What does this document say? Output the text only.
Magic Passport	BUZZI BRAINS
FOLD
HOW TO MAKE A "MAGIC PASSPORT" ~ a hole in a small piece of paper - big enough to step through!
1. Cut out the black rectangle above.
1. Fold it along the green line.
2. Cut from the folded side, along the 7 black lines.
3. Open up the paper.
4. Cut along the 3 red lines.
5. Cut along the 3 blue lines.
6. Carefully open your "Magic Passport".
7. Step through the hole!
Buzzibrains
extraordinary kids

____

Show the lines of the records that include the string "hole".

HOW TO MAKE A "MAGIC PASSPORT" ~ a hole in a small piece of paper - big enough to step through!
7. Step through the hole!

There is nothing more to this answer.